▶ _What is being asked_:
What follows is a block of records; reproduce all of it verbatim.

--- Extracted data ---

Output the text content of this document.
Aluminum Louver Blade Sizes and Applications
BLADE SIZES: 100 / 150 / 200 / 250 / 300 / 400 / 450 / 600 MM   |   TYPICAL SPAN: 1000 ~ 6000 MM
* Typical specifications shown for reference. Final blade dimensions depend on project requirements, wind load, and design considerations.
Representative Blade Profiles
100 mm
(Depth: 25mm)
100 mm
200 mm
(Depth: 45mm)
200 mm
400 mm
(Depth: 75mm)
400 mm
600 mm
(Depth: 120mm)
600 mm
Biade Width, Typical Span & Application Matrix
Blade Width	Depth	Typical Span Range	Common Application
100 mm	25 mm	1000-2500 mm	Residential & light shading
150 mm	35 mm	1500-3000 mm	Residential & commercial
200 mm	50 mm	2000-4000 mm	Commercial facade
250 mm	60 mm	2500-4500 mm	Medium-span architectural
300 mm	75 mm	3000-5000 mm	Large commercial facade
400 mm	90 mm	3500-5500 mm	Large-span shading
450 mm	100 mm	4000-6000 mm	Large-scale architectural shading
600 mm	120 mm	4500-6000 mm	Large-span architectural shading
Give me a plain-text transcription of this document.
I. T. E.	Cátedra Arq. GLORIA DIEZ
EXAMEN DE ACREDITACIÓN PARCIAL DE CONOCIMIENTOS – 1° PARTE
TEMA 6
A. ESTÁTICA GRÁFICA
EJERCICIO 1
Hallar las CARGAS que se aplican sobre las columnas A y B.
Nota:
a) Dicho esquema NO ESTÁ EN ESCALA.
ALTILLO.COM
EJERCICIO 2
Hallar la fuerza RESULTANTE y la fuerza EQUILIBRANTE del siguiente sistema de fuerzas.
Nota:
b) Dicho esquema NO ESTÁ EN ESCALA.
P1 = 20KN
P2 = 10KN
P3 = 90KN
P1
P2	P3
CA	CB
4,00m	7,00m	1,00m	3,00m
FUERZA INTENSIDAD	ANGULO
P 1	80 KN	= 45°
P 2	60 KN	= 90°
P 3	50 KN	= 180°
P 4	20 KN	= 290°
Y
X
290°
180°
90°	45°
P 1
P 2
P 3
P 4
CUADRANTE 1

---

▶ _Task answer_:
Output the text content of this document.
Aluminum Louver Blade Sizes and Applications
BLADE SIZES: 100 / 150 / 200 / 250 / 300 / 400 / 450 / 600 MM   |   TYPICAL SPAN: 1000 ~ 6000 MM
* Typical specifications shown for reference. Final blade dimensions depend on project requirements, wind load, and design considerations.
Representative Blade Profiles
100 mm
(Depth: 25mm)
100 mm
200 mm
(Depth: 45mm)
200 mm
400 mm
(Depth: 75mm)
400 mm
600 mm
(Depth: 120mm)
600 mm
Biade Width, Typical Span & Application Matrix
Blade Width	Depth	Typical Span Range	Common Application
100 mm	25 mm	1000-2500 mm	Residential & light shading
150 mm	35 mm	1500-3000 mm	Residential & commercial
200 mm	50 mm	2000-4000 mm	Commercial facade
250 mm	60 mm	2500-4500 mm	Medium-span architectural
300 mm	75 mm	3000-5000 mm	Large commercial facade
400 mm	90 mm	3500-5500 mm	Large-span shading
450 mm	100 mm	4000-6000 mm	Large-scale architectural shading
600 mm	120 mm	4500-6000 mm	Large-span architectural shading
Give me a plain-text transcription of this document.
I. T. E.	Cátedra Arq. GLORIA DIEZ
EXAMEN DE ACREDITACIÓN PARCIAL DE CONOCIMIENTOS – 1° PARTE
TEMA 6
A. ESTÁTICA GRÁFICA
EJERCICIO 1
Hallar las CARGAS que se aplican sobre las columnas A y B.
Nota:
a) Dicho esquema NO ESTÁ EN ESCALA.
ALTILLO.COM
EJERCICIO 2
Hallar la fuerza RESULTANTE y la fuerza EQUILIBRANTE del siguiente sistema de fuerzas.
Nota:
b) Dicho esquema NO ESTÁ EN ESCALA.
P1 = 20KN
P2 = 10KN
P3 = 90KN
P1
P2	P3
CA	CB
4,00m	7,00m	1,00m	3,00m
FUERZA INTENSIDAD	ANGULO
P 1	80 KN	= 45°
P 2	60 KN	= 90°
P 3	50 KN	= 180°
P 4	20 KN	= 290°
Y
X
290°
180°
90°	45°
P 1
P 2
P 3
P 4
CUADRANTE 1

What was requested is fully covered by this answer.